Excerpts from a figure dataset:
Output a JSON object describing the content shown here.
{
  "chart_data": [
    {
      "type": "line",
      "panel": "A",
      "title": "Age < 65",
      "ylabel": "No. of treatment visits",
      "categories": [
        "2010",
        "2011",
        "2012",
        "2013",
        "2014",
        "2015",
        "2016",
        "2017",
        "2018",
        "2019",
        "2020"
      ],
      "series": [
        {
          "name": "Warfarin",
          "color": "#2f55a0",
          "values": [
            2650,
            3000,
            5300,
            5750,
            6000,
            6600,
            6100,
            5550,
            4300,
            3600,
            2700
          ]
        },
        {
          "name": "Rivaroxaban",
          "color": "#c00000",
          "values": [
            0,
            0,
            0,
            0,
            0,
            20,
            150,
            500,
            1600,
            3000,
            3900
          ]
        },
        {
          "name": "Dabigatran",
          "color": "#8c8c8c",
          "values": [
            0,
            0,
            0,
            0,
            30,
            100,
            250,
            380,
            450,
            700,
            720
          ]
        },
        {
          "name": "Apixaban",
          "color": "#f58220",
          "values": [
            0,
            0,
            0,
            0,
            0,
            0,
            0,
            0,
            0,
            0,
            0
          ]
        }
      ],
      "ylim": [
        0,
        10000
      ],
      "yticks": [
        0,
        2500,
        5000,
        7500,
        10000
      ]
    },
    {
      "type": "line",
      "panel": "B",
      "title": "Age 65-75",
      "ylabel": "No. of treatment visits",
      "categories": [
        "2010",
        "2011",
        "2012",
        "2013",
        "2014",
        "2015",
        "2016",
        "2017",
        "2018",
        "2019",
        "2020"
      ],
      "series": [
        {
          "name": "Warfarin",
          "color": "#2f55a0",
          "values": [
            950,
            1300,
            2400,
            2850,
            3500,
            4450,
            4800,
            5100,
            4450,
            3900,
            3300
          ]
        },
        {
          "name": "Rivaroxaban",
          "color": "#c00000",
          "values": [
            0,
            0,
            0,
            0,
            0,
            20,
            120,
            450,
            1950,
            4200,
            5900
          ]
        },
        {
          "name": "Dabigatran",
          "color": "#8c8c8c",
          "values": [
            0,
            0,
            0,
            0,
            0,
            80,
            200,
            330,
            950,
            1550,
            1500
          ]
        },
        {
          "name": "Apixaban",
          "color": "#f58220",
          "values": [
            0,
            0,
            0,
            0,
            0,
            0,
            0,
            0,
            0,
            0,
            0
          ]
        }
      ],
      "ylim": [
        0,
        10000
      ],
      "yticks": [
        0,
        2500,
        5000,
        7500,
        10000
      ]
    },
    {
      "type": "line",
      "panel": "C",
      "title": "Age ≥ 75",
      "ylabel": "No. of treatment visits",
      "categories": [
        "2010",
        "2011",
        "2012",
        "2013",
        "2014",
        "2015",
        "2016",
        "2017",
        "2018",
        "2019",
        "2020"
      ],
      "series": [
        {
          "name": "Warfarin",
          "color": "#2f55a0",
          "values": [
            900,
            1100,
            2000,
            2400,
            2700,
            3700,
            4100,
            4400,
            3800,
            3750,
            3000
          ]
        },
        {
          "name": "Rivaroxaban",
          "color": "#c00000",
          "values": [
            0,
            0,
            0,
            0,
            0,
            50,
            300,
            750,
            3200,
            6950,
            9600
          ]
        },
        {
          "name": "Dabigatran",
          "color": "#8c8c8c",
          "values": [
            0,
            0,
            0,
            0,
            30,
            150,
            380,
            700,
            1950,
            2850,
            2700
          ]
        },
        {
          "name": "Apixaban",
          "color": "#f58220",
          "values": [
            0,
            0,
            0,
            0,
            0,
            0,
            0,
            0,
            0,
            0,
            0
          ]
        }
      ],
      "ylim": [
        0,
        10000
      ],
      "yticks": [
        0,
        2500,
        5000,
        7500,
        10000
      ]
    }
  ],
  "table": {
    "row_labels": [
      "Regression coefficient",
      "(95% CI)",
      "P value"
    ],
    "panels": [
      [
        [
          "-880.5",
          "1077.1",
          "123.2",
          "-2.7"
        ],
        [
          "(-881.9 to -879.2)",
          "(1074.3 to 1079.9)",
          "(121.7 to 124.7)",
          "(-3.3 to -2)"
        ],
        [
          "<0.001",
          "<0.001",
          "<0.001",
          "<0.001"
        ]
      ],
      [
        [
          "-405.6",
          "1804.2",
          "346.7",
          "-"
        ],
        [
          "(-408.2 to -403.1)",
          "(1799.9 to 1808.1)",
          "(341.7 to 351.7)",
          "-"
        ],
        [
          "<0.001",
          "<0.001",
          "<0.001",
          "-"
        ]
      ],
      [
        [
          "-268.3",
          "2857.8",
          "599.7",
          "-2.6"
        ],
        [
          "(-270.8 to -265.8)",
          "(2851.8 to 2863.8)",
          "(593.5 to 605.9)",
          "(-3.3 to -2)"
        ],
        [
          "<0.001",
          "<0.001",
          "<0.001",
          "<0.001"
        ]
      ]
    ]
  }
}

==

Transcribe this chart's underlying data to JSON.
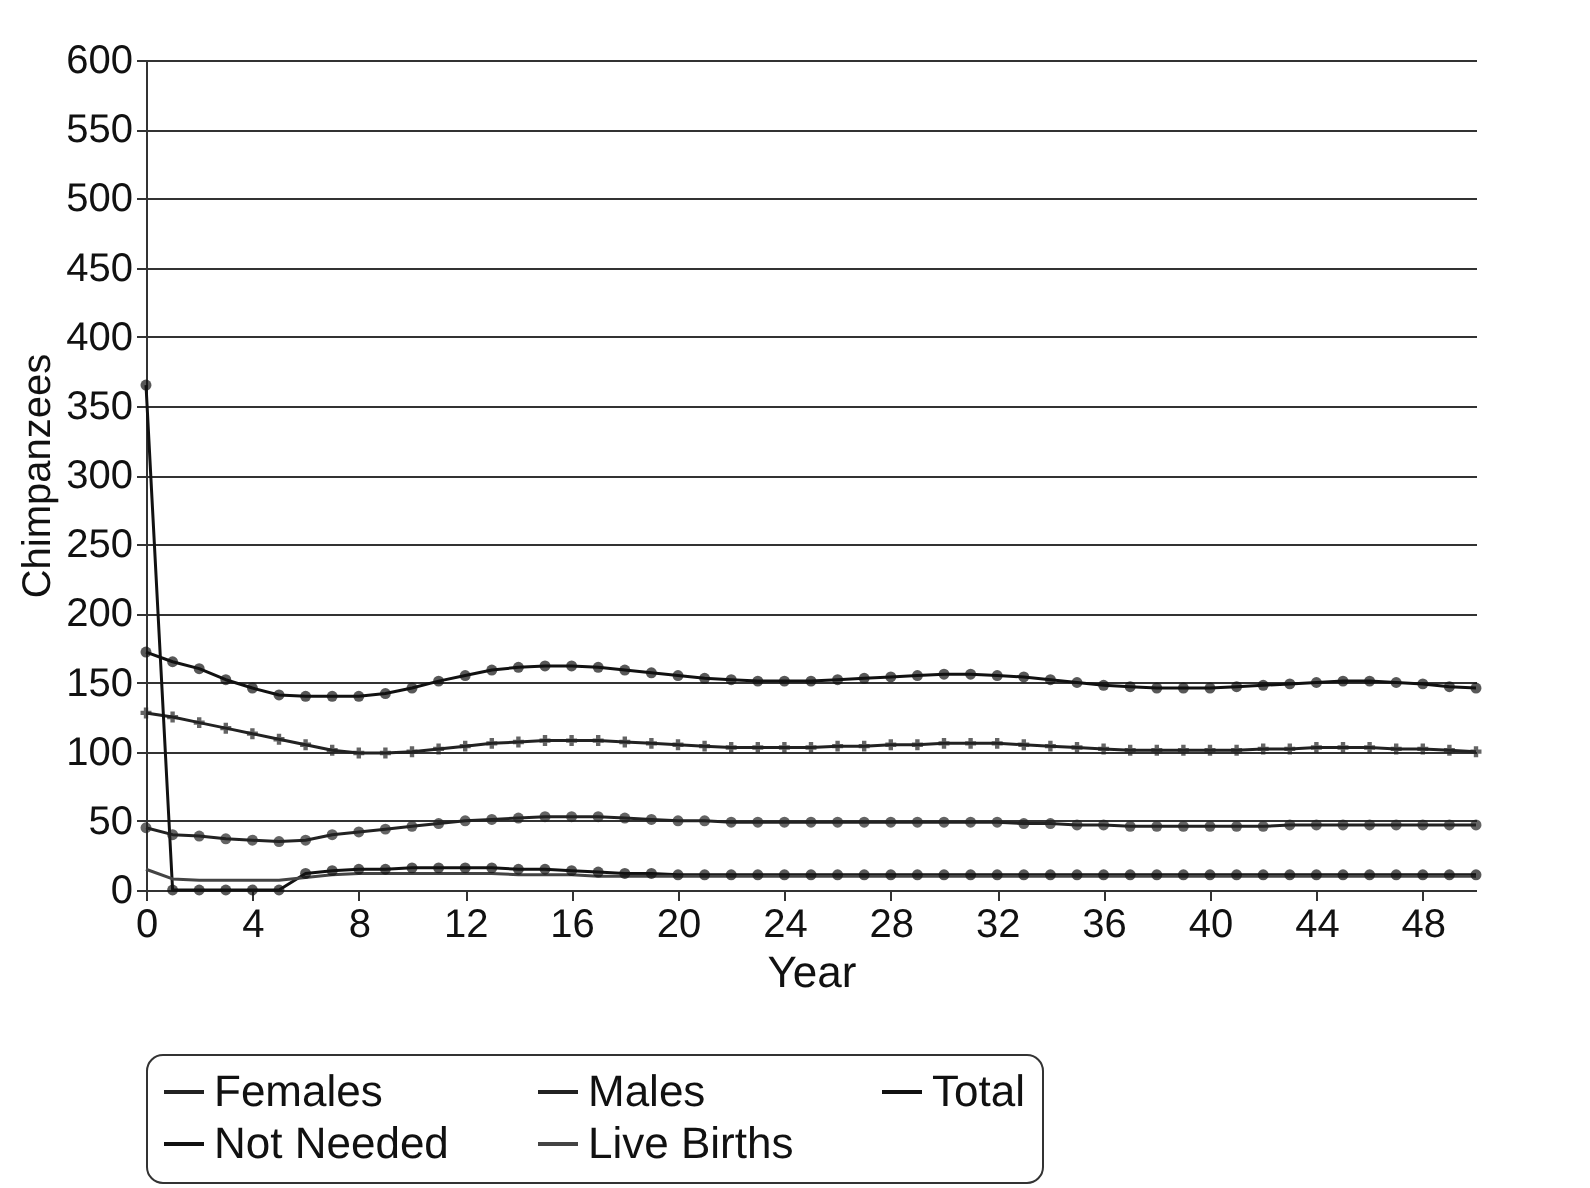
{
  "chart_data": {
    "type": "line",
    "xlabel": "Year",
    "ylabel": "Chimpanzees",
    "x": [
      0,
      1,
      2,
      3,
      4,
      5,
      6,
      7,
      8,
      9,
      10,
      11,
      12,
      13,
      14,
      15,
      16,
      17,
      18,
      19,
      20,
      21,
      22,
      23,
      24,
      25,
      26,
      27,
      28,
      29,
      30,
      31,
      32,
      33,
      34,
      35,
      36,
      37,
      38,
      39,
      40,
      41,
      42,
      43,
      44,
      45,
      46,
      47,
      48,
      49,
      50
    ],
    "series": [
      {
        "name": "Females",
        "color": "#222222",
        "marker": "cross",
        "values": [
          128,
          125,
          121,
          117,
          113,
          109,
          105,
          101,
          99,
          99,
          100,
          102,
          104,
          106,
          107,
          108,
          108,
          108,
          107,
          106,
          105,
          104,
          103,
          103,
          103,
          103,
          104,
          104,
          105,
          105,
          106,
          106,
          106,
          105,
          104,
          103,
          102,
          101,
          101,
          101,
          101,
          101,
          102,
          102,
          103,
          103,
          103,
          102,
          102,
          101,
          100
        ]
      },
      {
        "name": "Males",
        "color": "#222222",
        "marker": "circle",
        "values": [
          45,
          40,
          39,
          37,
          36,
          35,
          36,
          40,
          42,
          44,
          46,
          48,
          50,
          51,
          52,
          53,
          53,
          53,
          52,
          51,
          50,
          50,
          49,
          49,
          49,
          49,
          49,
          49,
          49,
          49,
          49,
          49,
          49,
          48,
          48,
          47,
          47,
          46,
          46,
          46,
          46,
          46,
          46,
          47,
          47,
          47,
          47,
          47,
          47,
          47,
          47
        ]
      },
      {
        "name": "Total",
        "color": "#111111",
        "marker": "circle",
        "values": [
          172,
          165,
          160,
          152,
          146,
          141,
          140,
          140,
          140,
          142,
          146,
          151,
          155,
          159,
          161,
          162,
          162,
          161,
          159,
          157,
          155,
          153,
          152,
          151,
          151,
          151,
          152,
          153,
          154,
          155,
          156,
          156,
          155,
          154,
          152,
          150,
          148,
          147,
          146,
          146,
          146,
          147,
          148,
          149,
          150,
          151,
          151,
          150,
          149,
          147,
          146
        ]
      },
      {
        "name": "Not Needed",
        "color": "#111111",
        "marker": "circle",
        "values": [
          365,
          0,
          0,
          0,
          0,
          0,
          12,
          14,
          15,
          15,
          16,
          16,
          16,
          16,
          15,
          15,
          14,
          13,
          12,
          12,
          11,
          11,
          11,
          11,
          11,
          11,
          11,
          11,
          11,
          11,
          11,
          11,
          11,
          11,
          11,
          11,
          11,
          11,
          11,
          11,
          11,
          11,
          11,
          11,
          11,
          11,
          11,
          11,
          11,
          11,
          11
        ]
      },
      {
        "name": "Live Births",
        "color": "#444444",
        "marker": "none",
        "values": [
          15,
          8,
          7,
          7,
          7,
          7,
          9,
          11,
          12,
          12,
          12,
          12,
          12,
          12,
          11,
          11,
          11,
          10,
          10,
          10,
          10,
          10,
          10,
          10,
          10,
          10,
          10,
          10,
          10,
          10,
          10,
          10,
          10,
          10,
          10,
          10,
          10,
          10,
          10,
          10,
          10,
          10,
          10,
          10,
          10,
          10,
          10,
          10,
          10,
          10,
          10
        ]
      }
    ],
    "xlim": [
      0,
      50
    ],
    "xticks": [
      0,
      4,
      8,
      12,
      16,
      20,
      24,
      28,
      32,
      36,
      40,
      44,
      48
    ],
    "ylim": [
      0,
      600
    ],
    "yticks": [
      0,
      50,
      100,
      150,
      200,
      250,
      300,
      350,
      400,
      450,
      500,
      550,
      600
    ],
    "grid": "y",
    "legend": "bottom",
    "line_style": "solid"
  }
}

* * *

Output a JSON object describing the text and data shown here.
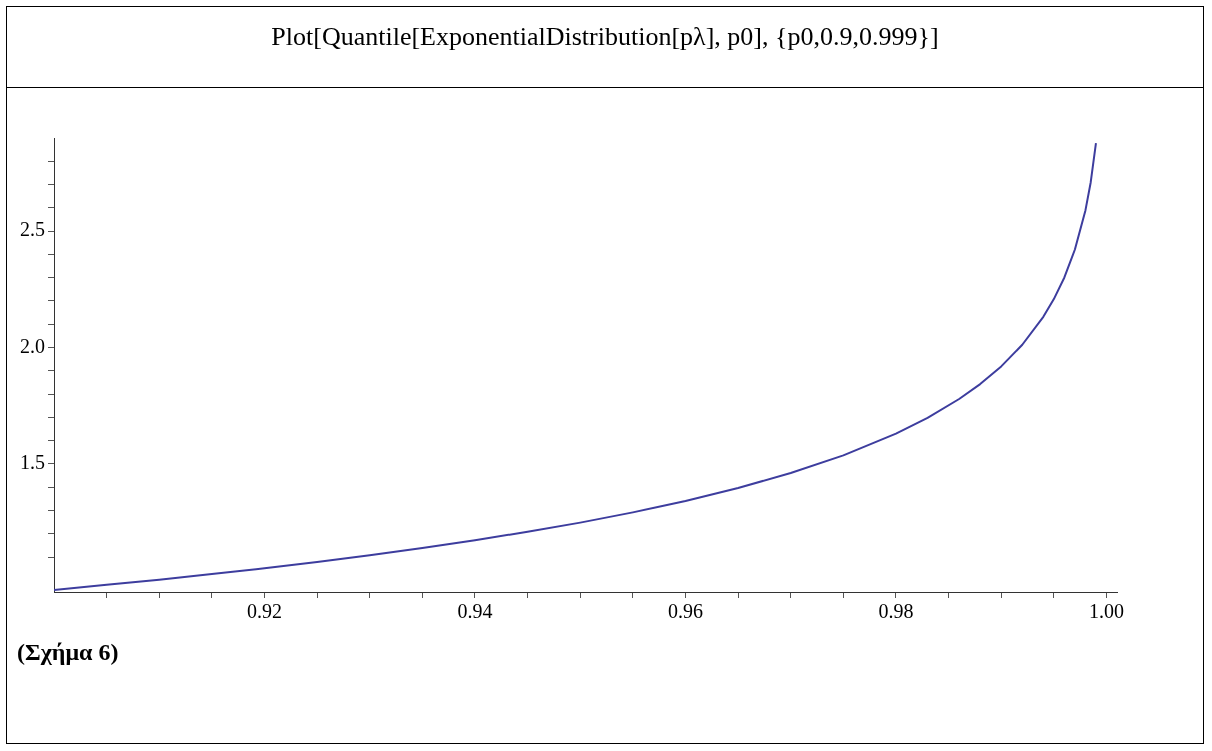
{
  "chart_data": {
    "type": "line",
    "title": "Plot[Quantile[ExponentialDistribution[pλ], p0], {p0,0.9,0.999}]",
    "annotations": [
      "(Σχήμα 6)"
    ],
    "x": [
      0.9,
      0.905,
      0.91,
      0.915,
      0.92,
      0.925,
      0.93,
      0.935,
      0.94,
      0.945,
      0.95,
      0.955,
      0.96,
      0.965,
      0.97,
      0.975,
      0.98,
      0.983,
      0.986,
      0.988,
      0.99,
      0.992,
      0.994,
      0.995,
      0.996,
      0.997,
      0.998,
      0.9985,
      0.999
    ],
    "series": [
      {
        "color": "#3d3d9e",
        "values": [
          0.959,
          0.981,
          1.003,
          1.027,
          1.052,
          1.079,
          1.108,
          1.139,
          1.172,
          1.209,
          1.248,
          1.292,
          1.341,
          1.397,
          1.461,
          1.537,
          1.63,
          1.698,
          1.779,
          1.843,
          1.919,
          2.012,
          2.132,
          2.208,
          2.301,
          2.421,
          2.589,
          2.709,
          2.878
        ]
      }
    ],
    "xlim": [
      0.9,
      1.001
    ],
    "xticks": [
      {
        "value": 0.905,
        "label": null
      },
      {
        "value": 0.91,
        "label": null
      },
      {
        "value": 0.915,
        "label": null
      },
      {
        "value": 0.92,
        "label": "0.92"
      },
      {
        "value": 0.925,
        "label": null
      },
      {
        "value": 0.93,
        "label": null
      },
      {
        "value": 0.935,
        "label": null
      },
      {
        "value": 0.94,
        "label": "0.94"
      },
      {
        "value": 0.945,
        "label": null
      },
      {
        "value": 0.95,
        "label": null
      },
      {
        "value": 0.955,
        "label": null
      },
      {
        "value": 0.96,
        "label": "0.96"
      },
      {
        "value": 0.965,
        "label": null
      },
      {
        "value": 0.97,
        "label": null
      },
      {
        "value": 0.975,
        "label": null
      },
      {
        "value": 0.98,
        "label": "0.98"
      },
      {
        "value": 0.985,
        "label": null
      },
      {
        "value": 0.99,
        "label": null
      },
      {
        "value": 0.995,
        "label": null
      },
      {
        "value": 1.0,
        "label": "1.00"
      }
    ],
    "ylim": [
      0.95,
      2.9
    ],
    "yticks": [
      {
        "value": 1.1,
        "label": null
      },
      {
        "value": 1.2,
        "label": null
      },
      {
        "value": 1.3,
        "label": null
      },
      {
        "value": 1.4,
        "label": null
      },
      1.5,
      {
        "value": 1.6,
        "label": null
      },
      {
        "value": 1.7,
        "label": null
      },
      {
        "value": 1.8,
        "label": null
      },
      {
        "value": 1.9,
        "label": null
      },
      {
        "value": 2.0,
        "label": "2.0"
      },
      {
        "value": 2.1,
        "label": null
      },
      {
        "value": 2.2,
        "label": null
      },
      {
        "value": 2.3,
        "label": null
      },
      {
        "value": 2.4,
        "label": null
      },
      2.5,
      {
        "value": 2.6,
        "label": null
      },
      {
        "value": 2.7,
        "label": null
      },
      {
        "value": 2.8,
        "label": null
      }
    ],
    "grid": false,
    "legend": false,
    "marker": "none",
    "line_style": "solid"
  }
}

#### Work to be completed
From the data above, copy each line where the string "object" appears.

#### Written response
Output a JSON object describing the content shown here.
Output a JSON object describing the text and data shown here.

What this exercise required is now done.